EXERCISE TASK 1: Revise the passage of the diesel generator thread that begins with "Oscaryu1, the engine" and ends with "or compression issue.", substituting "injection nozzle" for "fuel injector".
EXERCISE TASK 2: Summarize the diesel generator thread in two sentences.
EXERCISE TASK 3: Continue the diesel generator thread from the point where it ends.

DOCUMENT SEGMENT:
......

# Diesel Generator Wont Start



## dubbin1 (Sep 13, 2008)

Hey there people, I have this http://www.potg.com/product-info.asp?cat=45&sort=&id=127 generator and I cant get it to start. I really have no idea where to look in finding out what is wrong with it. All I can say is that it is full of fresh diesel fuel, full of fresh oil, has compression and the fuel pump is working. I cant even get it to fire on starting fluid. This thing has VERY little use (almost new) and I got it REALLY cheap (auction at work). It would be great if I could get a few places to start looking for the problem before I have to take it in and pay to get it looked at. Oh and I have tried both the electric start and pull start.

Thanks a ton


----------



## 1Starpower (Sep 25, 2001)

I would start looking at the kill switch system. Besides just the kill switch also the low oil kill and other safety features.


----------



## dubbin1 (Sep 13, 2008)

I would like to look there but I dont know what to look for. Can you give me some ideas how to check those?


----------



## oscaryu1 (Mar 25, 2007)

First, check for spark. Second, take the plug out and make sure the piston is moving.


----------



## justin3 (Apr 10, 2007)

Oscaryu1, the engine is a Diesel and would not have a spark plug. I have never worked on a Diesel engine but have studied them in school so heres what I would check. Start with removing the fuel injector which should be located on the head and make sure its not clogged, if fuel is entering the cylinder then I would assume you have a valve timing or compression issue.


----------



## RKDOC (Jun 20, 2006)

Did this engine by chance run out of fuel? somtimes if there is a loose connection in the fuel lines air will enter the fuel system. Diesels will not run with air in the fuel system. I'm not sure of the type of injectors used on your engine, but usually there is a nut on the top of the injector that attaches the fuel line to the injector. Loosen the nut and crank the engine over. See if fuel will leak out around the fitting. If it does tighten the nut while cranking the engine over. Do this to each cylinder on the engine. If no fuel leaks out then you are not getting fuel from the injector pump. You need then check for fuel flow to the pump. I can't remember if you said you changed the fuel filter. If you did you may need to bleed the fuel system. (that is what I explained earlier) anytime you open the fuel system on a diesel you have to bleed the fuel system of air.

Let us know what you find and we can go from there.

Good luck


----------



## 1Starpower (Sep 25, 2001)

It may be in best interest to take it in to a shop have has seen these engines. They are diesel but do not operate like a "normal" diesel engine does. I have never worked on one of these just only looked at them for possible purchase myself.

......

Bounding box entries
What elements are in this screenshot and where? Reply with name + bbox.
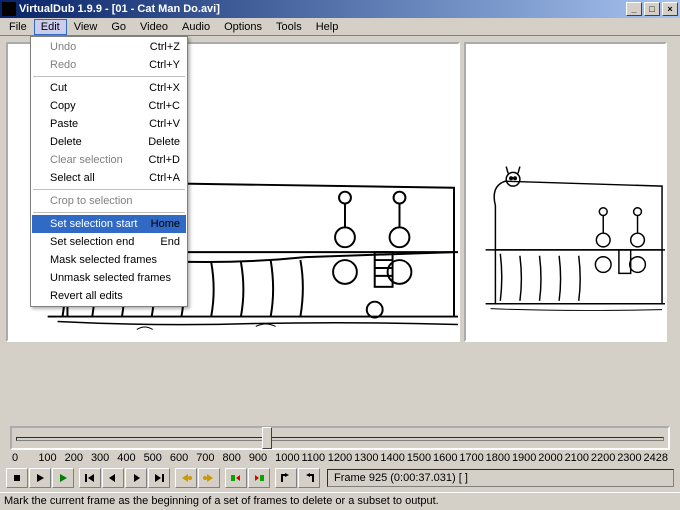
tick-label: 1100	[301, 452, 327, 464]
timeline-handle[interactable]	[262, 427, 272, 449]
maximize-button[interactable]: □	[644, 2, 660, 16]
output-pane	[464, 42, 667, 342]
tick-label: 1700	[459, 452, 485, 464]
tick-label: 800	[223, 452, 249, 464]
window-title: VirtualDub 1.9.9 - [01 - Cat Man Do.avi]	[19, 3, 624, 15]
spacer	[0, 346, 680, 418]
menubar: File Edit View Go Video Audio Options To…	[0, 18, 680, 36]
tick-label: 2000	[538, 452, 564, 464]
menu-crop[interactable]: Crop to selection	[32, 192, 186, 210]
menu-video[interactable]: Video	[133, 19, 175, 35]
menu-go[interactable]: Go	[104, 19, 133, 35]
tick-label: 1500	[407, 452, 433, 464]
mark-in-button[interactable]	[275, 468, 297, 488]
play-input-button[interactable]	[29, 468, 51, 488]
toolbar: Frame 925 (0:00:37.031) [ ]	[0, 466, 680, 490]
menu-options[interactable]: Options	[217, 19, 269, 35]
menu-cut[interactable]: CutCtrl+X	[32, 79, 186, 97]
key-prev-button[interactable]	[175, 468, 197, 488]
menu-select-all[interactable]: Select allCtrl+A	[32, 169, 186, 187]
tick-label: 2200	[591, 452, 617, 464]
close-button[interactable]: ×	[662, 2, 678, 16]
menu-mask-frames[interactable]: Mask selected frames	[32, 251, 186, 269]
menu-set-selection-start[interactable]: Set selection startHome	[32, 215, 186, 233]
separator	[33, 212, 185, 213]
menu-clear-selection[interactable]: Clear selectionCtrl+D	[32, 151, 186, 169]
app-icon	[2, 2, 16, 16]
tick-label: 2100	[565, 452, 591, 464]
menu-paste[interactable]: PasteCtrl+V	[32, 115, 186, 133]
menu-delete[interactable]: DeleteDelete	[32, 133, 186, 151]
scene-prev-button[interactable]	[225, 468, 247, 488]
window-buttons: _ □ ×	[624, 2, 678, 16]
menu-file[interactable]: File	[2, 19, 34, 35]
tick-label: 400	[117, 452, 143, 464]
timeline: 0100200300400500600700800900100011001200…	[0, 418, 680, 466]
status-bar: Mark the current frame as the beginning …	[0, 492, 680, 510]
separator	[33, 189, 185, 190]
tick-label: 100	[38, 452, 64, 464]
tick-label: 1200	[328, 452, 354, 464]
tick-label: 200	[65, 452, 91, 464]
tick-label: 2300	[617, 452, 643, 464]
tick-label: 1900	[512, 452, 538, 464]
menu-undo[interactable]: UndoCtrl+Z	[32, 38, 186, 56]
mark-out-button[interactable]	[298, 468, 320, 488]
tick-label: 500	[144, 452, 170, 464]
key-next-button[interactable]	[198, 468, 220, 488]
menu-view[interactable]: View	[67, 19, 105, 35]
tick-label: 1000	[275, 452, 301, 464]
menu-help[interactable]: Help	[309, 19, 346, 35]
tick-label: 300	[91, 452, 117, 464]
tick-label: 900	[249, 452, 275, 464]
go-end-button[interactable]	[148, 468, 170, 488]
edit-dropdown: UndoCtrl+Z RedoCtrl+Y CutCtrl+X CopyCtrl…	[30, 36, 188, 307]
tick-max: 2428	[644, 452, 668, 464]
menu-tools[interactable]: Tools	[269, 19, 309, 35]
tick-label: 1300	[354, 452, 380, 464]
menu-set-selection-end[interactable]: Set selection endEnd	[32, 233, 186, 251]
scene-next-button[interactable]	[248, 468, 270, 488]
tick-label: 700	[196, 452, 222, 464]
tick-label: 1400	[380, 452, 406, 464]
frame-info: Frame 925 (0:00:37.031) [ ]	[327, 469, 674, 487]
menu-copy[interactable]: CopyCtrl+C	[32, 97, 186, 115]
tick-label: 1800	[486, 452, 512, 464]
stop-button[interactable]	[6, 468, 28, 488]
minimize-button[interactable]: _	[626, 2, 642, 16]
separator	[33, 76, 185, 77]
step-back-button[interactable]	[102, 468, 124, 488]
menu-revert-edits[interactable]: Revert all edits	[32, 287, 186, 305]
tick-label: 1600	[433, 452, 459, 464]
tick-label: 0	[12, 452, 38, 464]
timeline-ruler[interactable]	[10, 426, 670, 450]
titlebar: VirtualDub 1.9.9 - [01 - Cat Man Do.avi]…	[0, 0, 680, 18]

......

WRITTEN RESPONSE 1:
Oscaryu1, the engine is a Diesel and would not have a spark plug. I have never worked on a Diesel engine but have studied them in school so heres what I would check. Start with removing the injection nozzle which should be located on the head and make sure its not clogged, if fuel is entering the cylinder then I would assume you have a valve timing or compression issue.

WRITTEN RESPONSE 2: A forum user reports that a nearly new diesel generator bought cheaply at auction will not start with either the electric or pull start, despite fresh fuel and oil, compression, a working fuel pump, and an attempt with starting fluid. Replies suggest checking the kill switch and low oil safety features, making sure the fuel injector is not clogged, bleeding air from the fuel system, or taking the unit to a shop familiar with these engines.

WRITTEN RESPONSE 3:
----------



## dubbin1 (Sep 13, 2008)

RKDOC said:


> Did this engine by chance run out of fuel? somtimes if there is a loose connection in the fuel lines air will enter the fuel system. Diesels will not run with air in the fuel system. I'm not sure of the type of injectors used on your engine, but usually there is a nut on the top of the injector that attaches the fuel line to the injector. Loosen the nut and crank the engine over. See if fuel will leak out around the fitting. If it does tighten the nut while cranking the engine over. Do this to each cylinder on the engine. If no fuel leaks out then you are not getting fuel from the injector pump. You need then check for fuel flow to the pump. I can't remember if you said you changed the fuel filter. If you did you may need to bleed the fuel system. (that is what I explained earlier) anytime you open the fuel system on a diesel you have to bleed the fuel system of air.
> 
> Let us know what you find and we can go from there.
> 
> Good luck


Its getting fuel (thats the first thing I checked) This generator is NEW and has never been started but a few years old. I have a strange feeling that the moron that sprayed it with starting fluid did some damage to it. I talked to him today and he said he started it 4 or 5 times like that then tried again and it wouldn't start. I guess Ill take it to the shop since no one here seems to have any ideas.

Thanks Guys


----------



## Idmason60 (Sep 20, 2008)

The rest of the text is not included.